**Record set**:
•••••

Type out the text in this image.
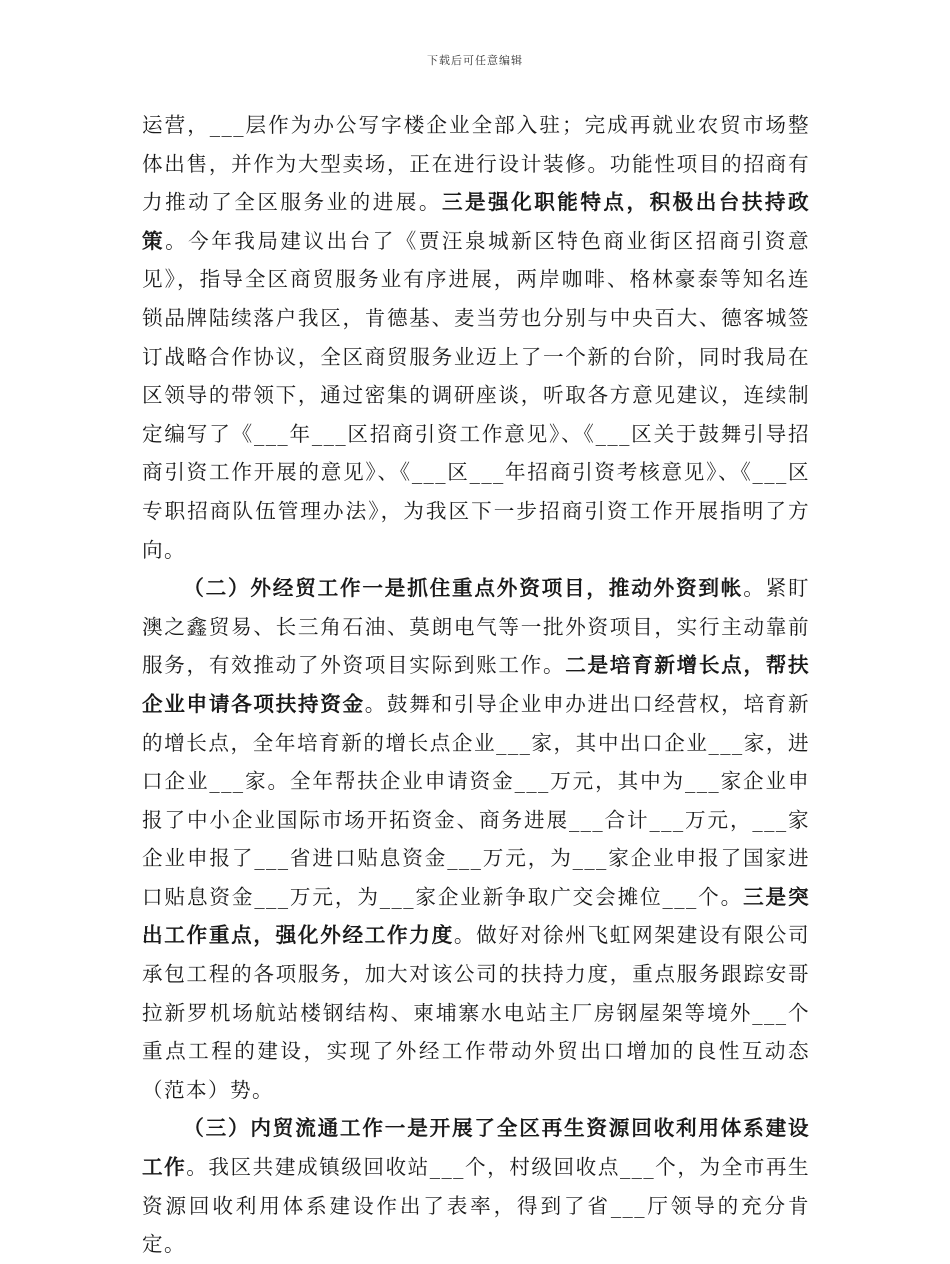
下载后可任意编辑

运营，___层作为办公写字楼企业全部入驻；完成再就业农贸市场整体出售，并作为大型卖场，正在进行设计装修。功能性项目的招商有力推动了全区服务业的进展。三是强化职能特点，积极出台扶持政策。今年我局建议出台了《贾汪泉城新区特色商业街区招商引资意见》，指导全区商贸服务业有序进展，两岸咖啡、格林豪泰等知名连锁品牌陆续落户我区，肯德基、麦当劳也分别与中央百大、德客城签订战略合作协议，全区商贸服务业迈上了一个新的台阶，同时我局在区领导的带领下，通过密集的调研座谈，听取各方意见建议，连续制定编写了《___年___区招商引资工作意见》、《___区关于鼓舞引导招商引资工作开展的意见》、《___区___年招商引资考核意见》、《___区专职招商队伍管理办法》，为我区下一步招商引资工作开展指明了方向。

（二）外经贸工作一是抓住重点外资项目，推动外资到帐。紧盯澳之鑫贸易、长三角石油、莫朗电气等一批外资项目，实行主动靠前服务，有效推动了外资项目实际到账工作。二是培育新增长点，帮扶企业申请各项扶持资金。鼓舞和引导企业申办进出口经营权，培育新的增长点，全年培育新的增长点企业___家，其中出口企业___家，进口企业___家。全年帮扶企业申请资金___万元，其中为___家企业申报了中小企业国际市场开拓资金、商务进展___合计___万元，___家企业申报了___省进口贴息资金___万元，为___家企业申报了国家进口贴息资金___万元，为___家企业新争取广交会摊位___个。三是突出工作重点，强化外经工作力度。做好对徐州飞虹网架建设有限公司承包工程的各项服务，加大对该公司的扶持力度，重点服务跟踪安哥拉新罗机场航站楼钢结构、柬埔寨水电站主厂房钢屋架等境外___个重点工程的建设，实现了外经工作带动外贸出口增加的良性互动态（范本）势。

（三）内贸流通工作一是开展了全区再生资源回收利用体系建设工作。我区共建成镇级回收站___个，村级回收点___个，为全市再生资源回收利用体系建设作出了表率，得到了省___厅领导的充分肯定。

•••••

**Given problem**:
Print the records word for word and exclude any picture they hold.

**Response below**:
Type out the text in this image.
下载后可任意编辑

运营，___层作为办公写字楼企业全部入驻；完成再就业农贸市场整体出售，并作为大型卖场，正在进行设计装修。功能性项目的招商有力推动了全区服务业的进展。三是强化职能特点，积极出台扶持政策。今年我局建议出台了《贾汪泉城新区特色商业街区招商引资意见》，指导全区商贸服务业有序进展，两岸咖啡、格林豪泰等知名连锁品牌陆续落户我区，肯德基、麦当劳也分别与中央百大、德客城签订战略合作协议，全区商贸服务业迈上了一个新的台阶，同时我局在区领导的带领下，通过密集的调研座谈，听取各方意见建议，连续制定编写了《___年___区招商引资工作意见》、《___区关于鼓舞引导招商引资工作开展的意见》、《___区___年招商引资考核意见》、《___区专职招商队伍管理办法》，为我区下一步招商引资工作开展指明了方向。

（二）外经贸工作一是抓住重点外资项目，推动外资到帐。紧盯澳之鑫贸易、长三角石油、莫朗电气等一批外资项目，实行主动靠前服务，有效推动了外资项目实际到账工作。二是培育新增长点，帮扶企业申请各项扶持资金。鼓舞和引导企业申办进出口经营权，培育新的增长点，全年培育新的增长点企业___家，其中出口企业___家，进口企业___家。全年帮扶企业申请资金___万元，其中为___家企业申报了中小企业国际市场开拓资金、商务进展___合计___万元，___家企业申报了___省进口贴息资金___万元，为___家企业申报了国家进口贴息资金___万元，为___家企业新争取广交会摊位___个。三是突出工作重点，强化外经工作力度。做好对徐州飞虹网架建设有限公司承包工程的各项服务，加大对该公司的扶持力度，重点服务跟踪安哥拉新罗机场航站楼钢结构、柬埔寨水电站主厂房钢屋架等境外___个重点工程的建设，实现了外经工作带动外贸出口增加的良性互动态（范本）势。

（三）内贸流通工作一是开展了全区再生资源回收利用体系建设工作。我区共建成镇级回收站___个，村级回收点___个，为全市再生资源回收利用体系建设作出了表率，得到了省___厅领导的充分肯定。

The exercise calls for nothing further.